Copy each line in which the string "JSON" occurs.
━━━━━ Provided material
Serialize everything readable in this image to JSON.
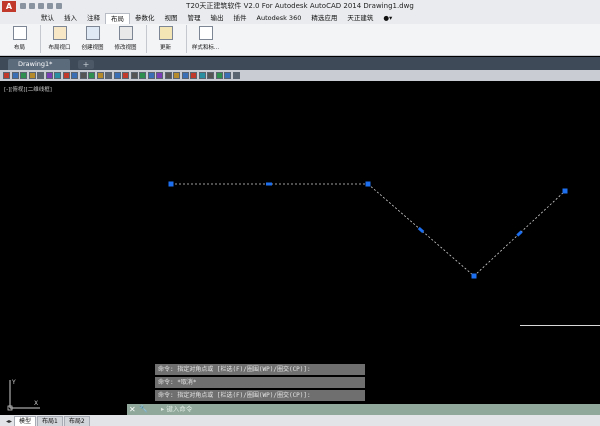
{
  "window": {
    "title": "T20天正建筑软件 V2.0 For Autodesk AutoCAD 2014    Drawing1.dwg",
    "app_logo": "A"
  },
  "menu": {
    "items": [
      "默认",
      "插入",
      "注释",
      "布局",
      "参数化",
      "视图",
      "管理",
      "输出",
      "插件",
      "Autodesk 360",
      "精选应用",
      "天正建筑",
      "●▾"
    ],
    "active_index": 3
  },
  "ribbon": {
    "buttons": [
      {
        "label": "布局",
        "icon": "layout-icon"
      },
      {
        "label": "布局视口",
        "icon": "viewport-icon"
      },
      {
        "label": "创建视图",
        "icon": "create-view-icon"
      },
      {
        "label": "修改视图",
        "icon": "modify-view-icon"
      },
      {
        "label": "更新",
        "icon": "update-icon"
      },
      {
        "label": "样式和标...",
        "icon": "styles-icon"
      }
    ]
  },
  "document_tabs": {
    "active": "Drawing1*",
    "new_tab_symbol": "+"
  },
  "viewport": {
    "label": "[-][俯视][二维线框]"
  },
  "command_history": [
    "命令: 指定对角点或 [栏选(F)/圈围(WP)/圈交(CP)]:",
    "命令: *取消*",
    "命令: 指定对角点或 [栏选(F)/圈围(WP)/圈交(CP)]:"
  ],
  "command_input": {
    "close": "✕",
    "wrench": "🔧",
    "prompt": "▸ 键入命令"
  },
  "layout_tabs": {
    "arrows": "◂▸",
    "items": [
      "模型",
      "布局1",
      "布局2"
    ],
    "active": "模型"
  },
  "ucs": {
    "y_label": "Y",
    "x_label": "X"
  },
  "colors": {
    "canvas": "#000000",
    "grip": "#1e6ff0",
    "selected_line": "#d0d0d0"
  }
}
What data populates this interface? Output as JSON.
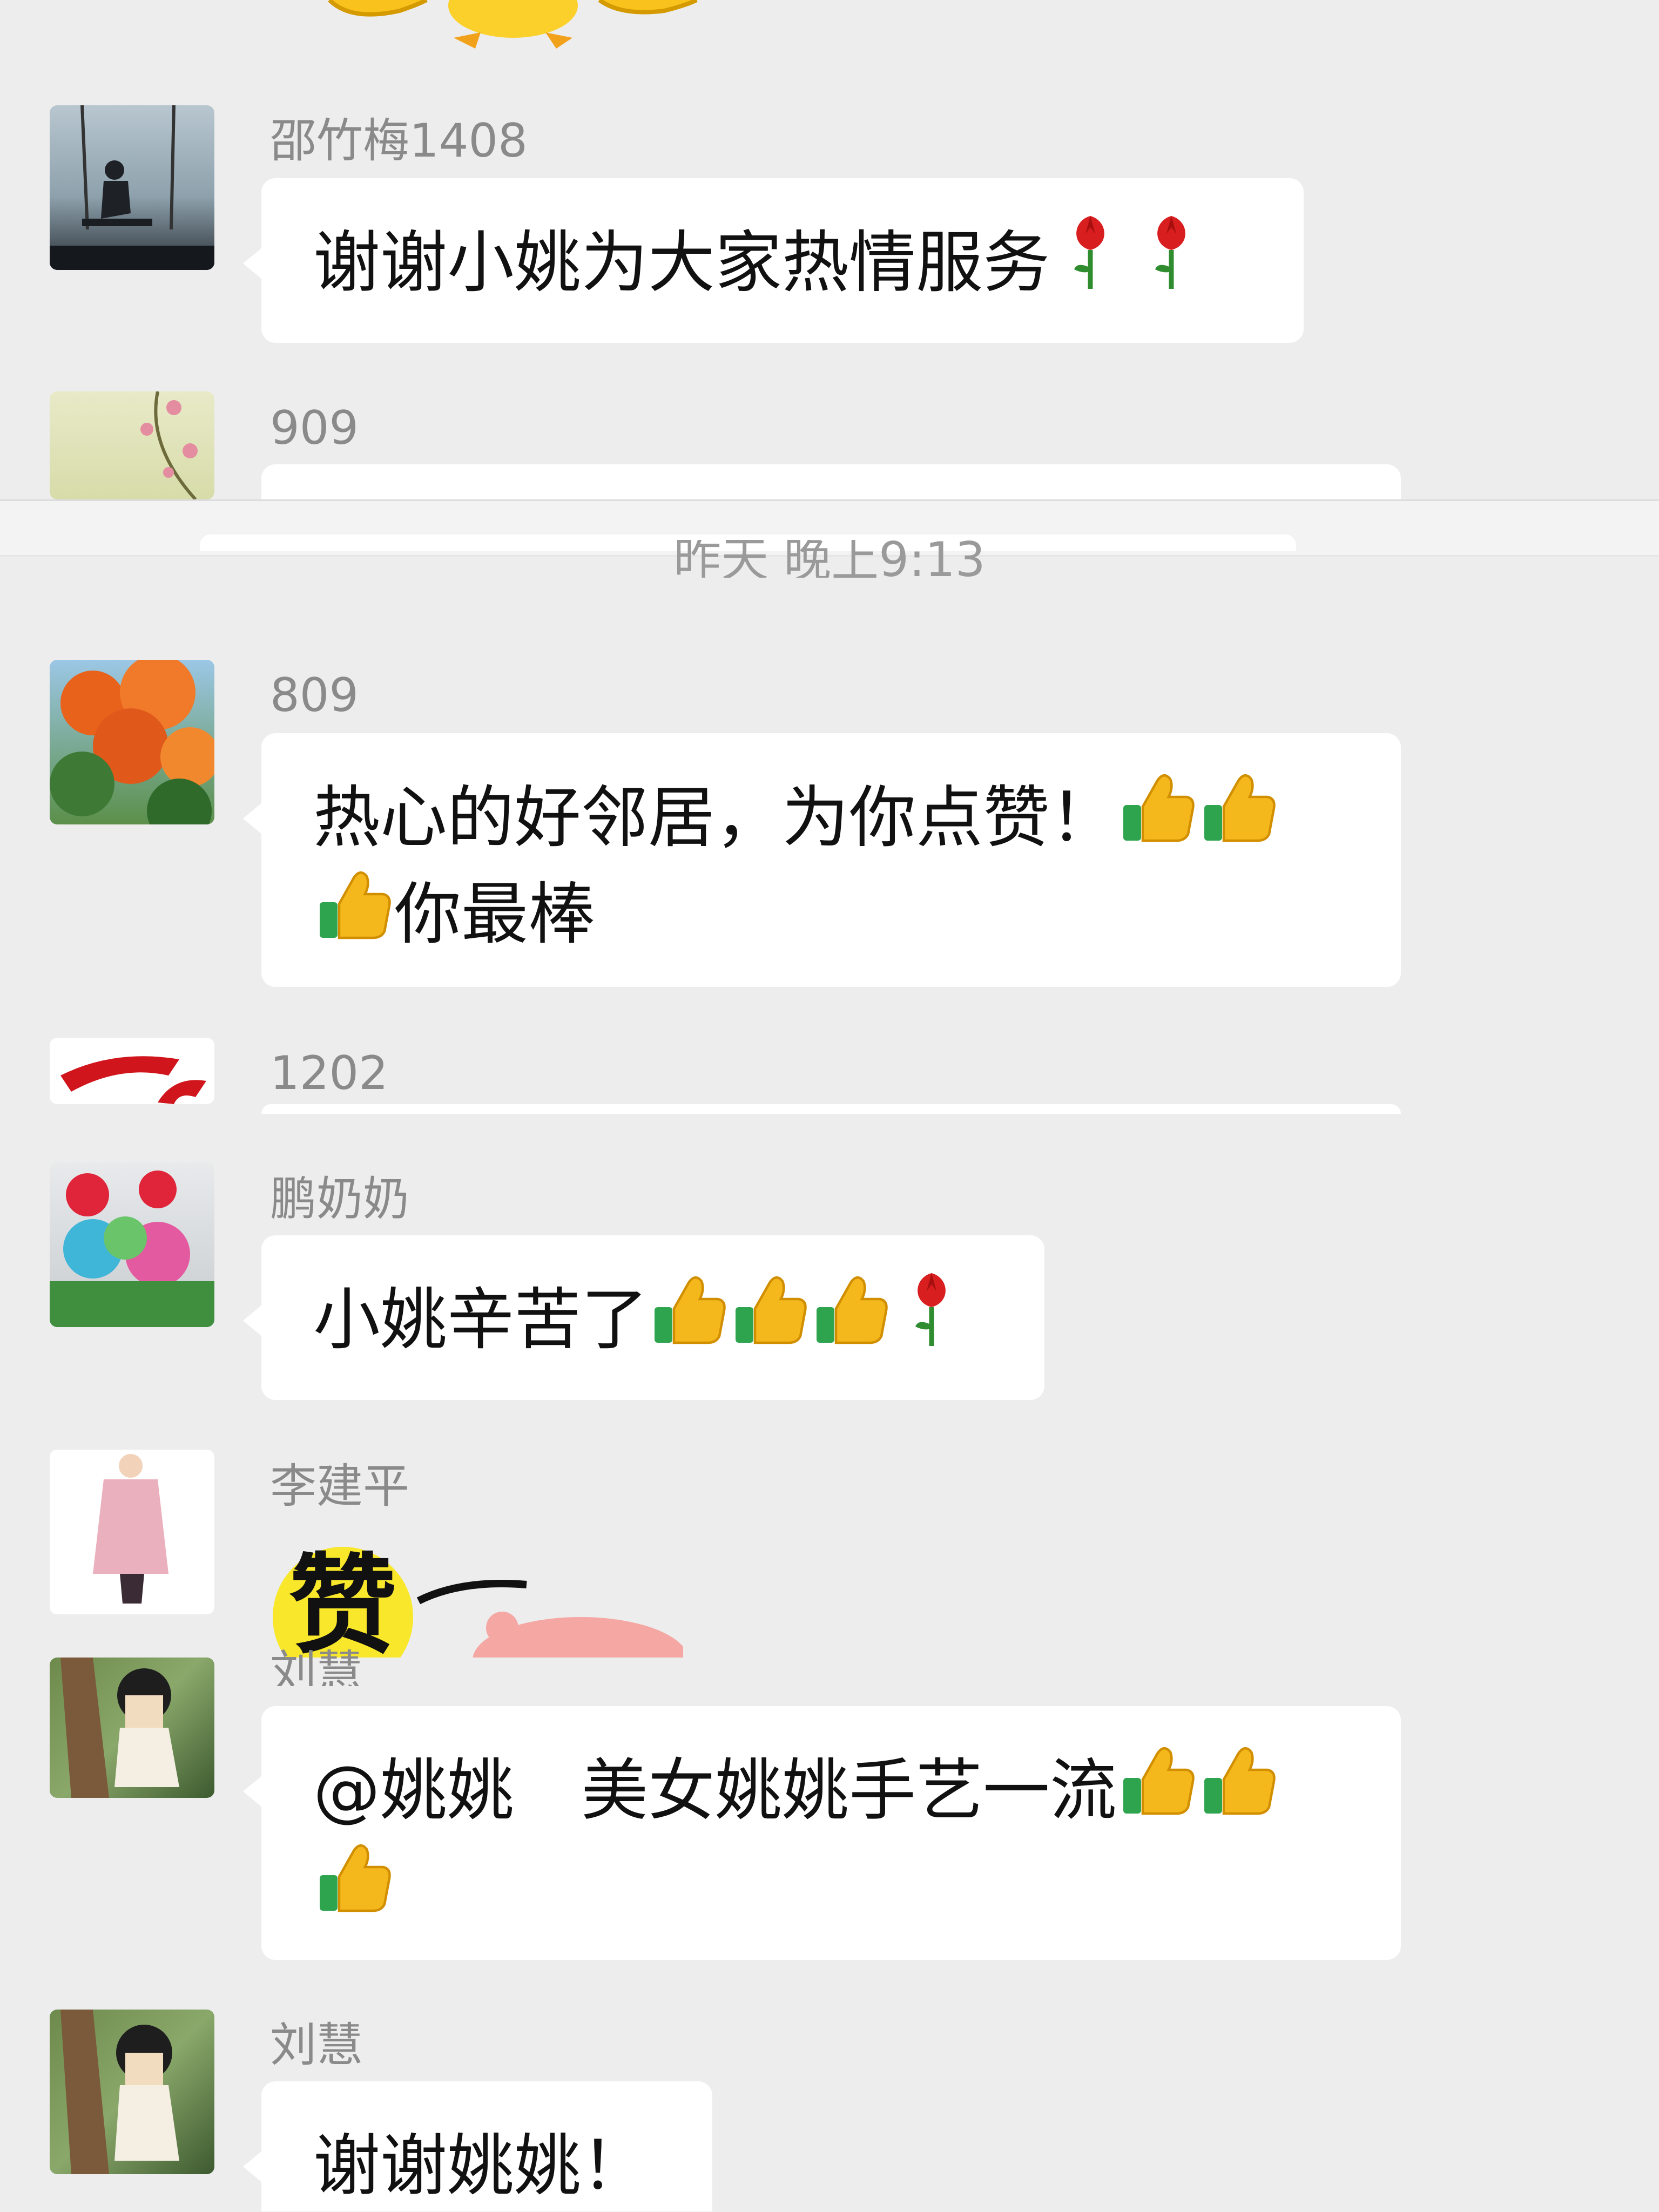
{
  "messages": [
    {
      "sender": "邵竹梅1408",
      "text": "谢谢小姚为大家热情服务",
      "emojis": [
        "rose-icon",
        "rose-icon"
      ]
    },
    {
      "sender": "909"
    },
    {
      "sender": "809",
      "line1": "热心的好邻居，为你点赞！",
      "line1_emojis": [
        "thumbs-up-icon",
        "thumbs-up-icon"
      ],
      "line2": "你最棒",
      "line2_emojis": [
        "thumbs-up-icon"
      ]
    },
    {
      "sender": "1202"
    },
    {
      "sender": "鹏奶奶",
      "text": "小姚辛苦了",
      "emojis": [
        "thumbs-up-icon",
        "thumbs-up-icon",
        "thumbs-up-icon",
        "rose-icon"
      ]
    },
    {
      "sender": "李建平",
      "sticker_text": "赞"
    },
    {
      "sender": "刘慧",
      "line1": "@姚姚　美女姚姚手艺一流",
      "line1_emojis": [
        "thumbs-up-icon",
        "thumbs-up-icon"
      ],
      "line2_emojis": [
        "thumbs-up-icon"
      ]
    },
    {
      "sender": "刘慧",
      "text": "谢谢姚姚！"
    }
  ],
  "timestamp": "昨天 晚上9:13",
  "colors": {
    "background": "#ededed",
    "bubble": "#ffffff",
    "name": "#8a8a8a",
    "rose": "#d81e1e",
    "thumb": "#f5b81c"
  }
}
━━━━━━━━━━
— Worked answer —
Serialize everything readable in this image to JSON.
What data populates this interface? Output as JSON.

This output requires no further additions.